— BEGIN —

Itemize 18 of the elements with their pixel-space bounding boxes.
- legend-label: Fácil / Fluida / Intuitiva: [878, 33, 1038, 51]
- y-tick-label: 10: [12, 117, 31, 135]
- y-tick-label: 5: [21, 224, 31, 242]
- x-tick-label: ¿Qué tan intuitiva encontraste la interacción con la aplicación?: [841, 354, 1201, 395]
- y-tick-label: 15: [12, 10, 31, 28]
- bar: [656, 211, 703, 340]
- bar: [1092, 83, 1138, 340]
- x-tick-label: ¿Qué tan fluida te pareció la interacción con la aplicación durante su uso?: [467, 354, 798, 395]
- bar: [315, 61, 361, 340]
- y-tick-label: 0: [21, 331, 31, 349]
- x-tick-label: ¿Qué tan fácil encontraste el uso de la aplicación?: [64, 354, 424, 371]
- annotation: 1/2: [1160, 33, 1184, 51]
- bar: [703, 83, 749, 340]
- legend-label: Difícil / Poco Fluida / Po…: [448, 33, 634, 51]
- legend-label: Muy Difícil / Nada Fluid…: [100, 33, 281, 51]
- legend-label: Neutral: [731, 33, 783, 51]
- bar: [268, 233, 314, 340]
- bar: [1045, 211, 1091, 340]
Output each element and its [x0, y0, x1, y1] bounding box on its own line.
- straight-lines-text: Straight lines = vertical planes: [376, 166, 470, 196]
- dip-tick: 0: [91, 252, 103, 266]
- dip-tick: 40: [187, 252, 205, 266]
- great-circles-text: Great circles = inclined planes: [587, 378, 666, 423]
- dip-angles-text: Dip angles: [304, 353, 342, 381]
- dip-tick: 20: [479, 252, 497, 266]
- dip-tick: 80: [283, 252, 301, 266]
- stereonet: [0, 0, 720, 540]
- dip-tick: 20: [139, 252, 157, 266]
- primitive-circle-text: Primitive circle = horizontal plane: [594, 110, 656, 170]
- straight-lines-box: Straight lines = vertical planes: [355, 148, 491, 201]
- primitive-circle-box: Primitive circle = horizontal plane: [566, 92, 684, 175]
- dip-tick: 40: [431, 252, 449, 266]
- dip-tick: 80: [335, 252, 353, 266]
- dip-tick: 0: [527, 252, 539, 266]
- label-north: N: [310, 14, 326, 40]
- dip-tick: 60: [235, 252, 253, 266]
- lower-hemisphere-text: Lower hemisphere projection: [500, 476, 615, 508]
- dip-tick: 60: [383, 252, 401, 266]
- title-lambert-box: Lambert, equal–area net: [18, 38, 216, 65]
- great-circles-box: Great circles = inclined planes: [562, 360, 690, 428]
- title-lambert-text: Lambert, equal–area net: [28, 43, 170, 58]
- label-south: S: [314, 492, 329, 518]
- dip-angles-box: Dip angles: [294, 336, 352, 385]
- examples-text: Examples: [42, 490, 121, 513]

— END —

• _What needs to be done_: Copy every line of the records above exactly, character for character.

• _Answer to the exercise_:
Itemize 18 of the elements with their pixel-space bounding boxes.
- legend-label: Fácil / Fluida / Intuitiva: [878, 33, 1038, 51]
- y-tick-label: 10: [12, 117, 31, 135]
- y-tick-label: 5: [21, 224, 31, 242]
- x-tick-label: ¿Qué tan intuitiva encontraste la interacción con la aplicación?: [841, 354, 1201, 395]
- y-tick-label: 15: [12, 10, 31, 28]
- bar: [656, 211, 703, 340]
- bar: [1092, 83, 1138, 340]
- x-tick-label: ¿Qué tan fluida te pareció la interacción con la aplicación durante su uso?: [467, 354, 798, 395]
- bar: [315, 61, 361, 340]
- y-tick-label: 0: [21, 331, 31, 349]
- x-tick-label: ¿Qué tan fácil encontraste el uso de la aplicación?: [64, 354, 424, 371]
- annotation: 1/2: [1160, 33, 1184, 51]
- bar: [703, 83, 749, 340]
- legend-label: Difícil / Poco Fluida / Po…: [448, 33, 634, 51]
- legend-label: Muy Difícil / Nada Fluid…: [100, 33, 281, 51]
- legend-label: Neutral: [731, 33, 783, 51]
- bar: [268, 233, 314, 340]
- bar: [1045, 211, 1091, 340]
Output each element and its [x0, y0, x1, y1] bounding box on its own line.
- straight-lines-text: Straight lines = vertical planes: [376, 166, 470, 196]
- dip-tick: 0: [91, 252, 103, 266]
- dip-tick: 40: [187, 252, 205, 266]
- great-circles-text: Great circles = inclined planes: [587, 378, 666, 423]
- dip-angles-text: Dip angles: [304, 353, 342, 381]
- dip-tick: 20: [479, 252, 497, 266]
- dip-tick: 80: [283, 252, 301, 266]
- stereonet: [0, 0, 720, 540]
- dip-tick: 20: [139, 252, 157, 266]
- primitive-circle-text: Primitive circle = horizontal plane: [594, 110, 656, 170]
- straight-lines-box: Straight lines = vertical planes: [355, 148, 491, 201]
- primitive-circle-box: Primitive circle = horizontal plane: [566, 92, 684, 175]
- dip-tick: 40: [431, 252, 449, 266]
- dip-tick: 80: [335, 252, 353, 266]
- dip-tick: 0: [527, 252, 539, 266]
- label-north: N: [310, 14, 326, 40]
- dip-tick: 60: [235, 252, 253, 266]
- lower-hemisphere-text: Lower hemisphere projection: [500, 476, 615, 508]
- dip-tick: 60: [383, 252, 401, 266]
- title-lambert-box: Lambert, equal–area net: [18, 38, 216, 65]
- great-circles-box: Great circles = inclined planes: [562, 360, 690, 428]
- title-lambert-text: Lambert, equal–area net: [28, 43, 170, 58]
- label-south: S: [314, 492, 329, 518]
- dip-angles-box: Dip angles: [294, 336, 352, 385]
- examples-text: Examples: [42, 490, 121, 513]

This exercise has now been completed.